--- Start ---

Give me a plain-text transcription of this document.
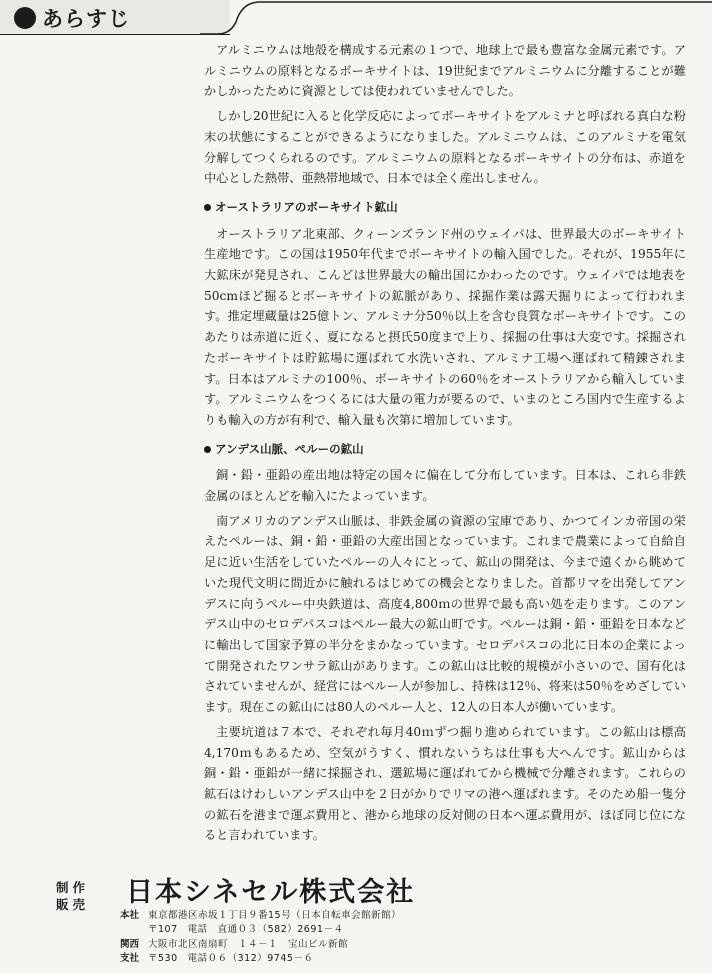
あらすじ

アルミニウムは地殻を構成する元素の１つで、地球上で最も豊富な金属元素です。アルミニウムの原料となるボーキサイトは、19世紀までアルミニウムに分離することが難かしかったために資源としては使われていませんでした。

しかし20世紀に入ると化学反応によってボーキサイトをアルミナと呼ばれる真白な粉末の状態にすることができるようになりました。アルミニウムは、このアルミナを電気分解してつくられるのです。アルミニウムの原料となるボーキサイトの分布は、赤道を中心とした熱帯、亜熱帯地域で、日本では全く産出しません。

オーストラリアのボーキサイト鉱山

オーストラリア北東部、クィーンズランド州のウェイパは、世界最大のボーキサイト生産地です。この国は1950年代までボーキサイトの輸入国でした。それが、1955年に大鉱床が発見され、こんどは世界最大の輸出国にかわったのです。ウェイパでは地表を50cmほど掘るとボーキサイトの鉱脈があり、採掘作業は露天掘りによって行われます。推定埋蔵量は25億トン、アルミナ分50％以上を含む良質なボーキサイトです。このあたりは赤道に近く、夏になると摂氏50度まで上り、採掘の仕事は大変です。採掘されたボーキサイトは貯鉱場に運ばれて水洗いされ、アルミナ工場へ運ばれて精錬されます。日本はアルミナの100％、ボーキサイトの60％をオーストラリアから輸入しています。アルミニウムをつくるには大量の電力が要るので、いまのところ国内で生産するよりも輸入の方が有利で、輸入量も次第に増加しています。

アンデス山脈、ペルーの鉱山

銅・鉛・亜鉛の産出地は特定の国々に偏在して分布しています。日本は、これら非鉄金属のほとんどを輸入にたよっています。

南アメリカのアンデス山脈は、非鉄金属の資源の宝庫であり、かつてインカ帝国の栄えたペルーは、銅・鉛・亜鉛の大産出国となっています。これまで農業によって自給自足に近い生活をしていたペルーの人々にとって、鉱山の開発は、今まで遠くから眺めていた現代文明に間近かに触れるはじめての機会となりました。首都リマを出発してアンデスに向うペルー中央鉄道は、高度4,800ｍの世界で最も高い処を走ります。このアンデス山中のセロデパスコはペルー最大の鉱山町です。ペルーは銅・鉛・亜鉛を日本などに輸出して国家予算の半分をまかなっています。セロデパスコの北に日本の企業によって開発されたワンサラ鉱山があります。この鉱山は比較的規模が小さいので、国有化はされていませんが、経営にはペルー人が参加し、持株は12％、将来は50％をめざしています。現在この鉱山には80人のペルー人と、12人の日本人が働いています。

主要坑道は７本で、それぞれ毎月40ｍずつ掘り進められています。この鉱山は標高4,170ｍもあるため、空気がうすく、慣れないうちは仕事も大へんです。鉱山からは銅・鉛・亜鉛が一緒に採掘され、選鉱場に運ばれてから機械で分離されます。これらの鉱石はけわしいアンデス山中を２日がかりでリマの港へ運ばれます。そのため船一隻分の鉱石を港まで運ぶ費用と、港から地球の反対側の日本へ運ぶ費用が、ほぼ同じ位になると言われています。

制作
販売	日本シネセル株式会社
本社 東京都港区赤坂１丁目９番15号（日本自転車会館新館）
〒107　電話　直通０３（582）2691－４
関西 大阪市北区南扇町　１４－１　宝山ビル新館
支社 〒530　電話０６（312）9745－６
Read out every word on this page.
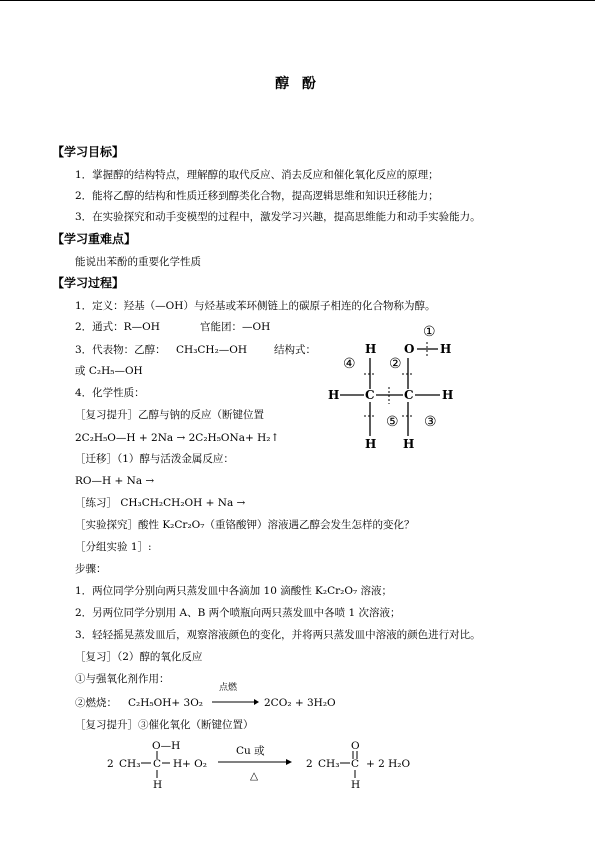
醇 酚
【学习目标】
1．掌握醇的结构特点，理解醇的取代反应、消去反应和催化氧化反应的原理；
2．能将乙醇的结构和性质迁移到醇类化合物，提高逻辑思维和知识迁移能力；
3．在实验探究和动手变模型的过程中，激发学习兴趣，提高思维能力和动手实验能力。
【学习重难点】
能说出苯酚的重要化学性质
【学习过程】
1．定义：羟基（—OH）与烃基或苯环侧链上的碳原子相连的化合物称为醇。
2．通式：R—OH	官能团：—OH
3．代表物：乙醇： CH₃CH₂—OH	结构式：
或 C₂H₅—OH
4．化学性质：
［复习提升］乙醇与钠的反应（断键位置
2C₂H₅O—H + 2Na → 2C₂H₅ONa+ H₂↑
［迁移］（1）醇与活泼金属反应：
RO—H + Na →
［练习］ CH₃CH₂CH₂OH + Na →
［实验探究］酸性 K₂Cr₂O₇（重铬酸钾）溶液遇乙醇会发生怎样的变化？
［分组实验 1］:
步骤：
1．两位同学分别向两只蒸发皿中各滴加 10 滴酸性 K₂Cr₂O₇ 溶液；
2．另两位同学分别用 A、B 两个喷瓶向两只蒸发皿中各喷 1 次溶液；
3．轻轻摇晃蒸发皿后，观察溶液颜色的变化，并将两只蒸发皿中溶液的颜色进行对比。
［复习］（2）醇的氧化反应
①与强氧化剂作用：
②燃烧： C₂H₅OH+ 3O₂
点燃
2CO₂ + 3H₂O
［复习提升］③催化氧化（断键位置）
①
O H
H
④ ②
H C C H
⑤ ③
H H
O—H
2 CH₃ C H + O₂
H
Cu 或
△
O
2 CH₃ C + 2 H₂O
H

--- End ---

Task instructions: Search the entries for the string "K₂Cr₂O₇" and collect each line that has it.

Exercise response:
［实验探究］酸性 K₂Cr₂O₇（重铬酸钾）溶液遇乙醇会发生怎样的变化？
1．两位同学分别向两只蒸发皿中各滴加 10 滴酸性 K₂Cr₂O₇ 溶液；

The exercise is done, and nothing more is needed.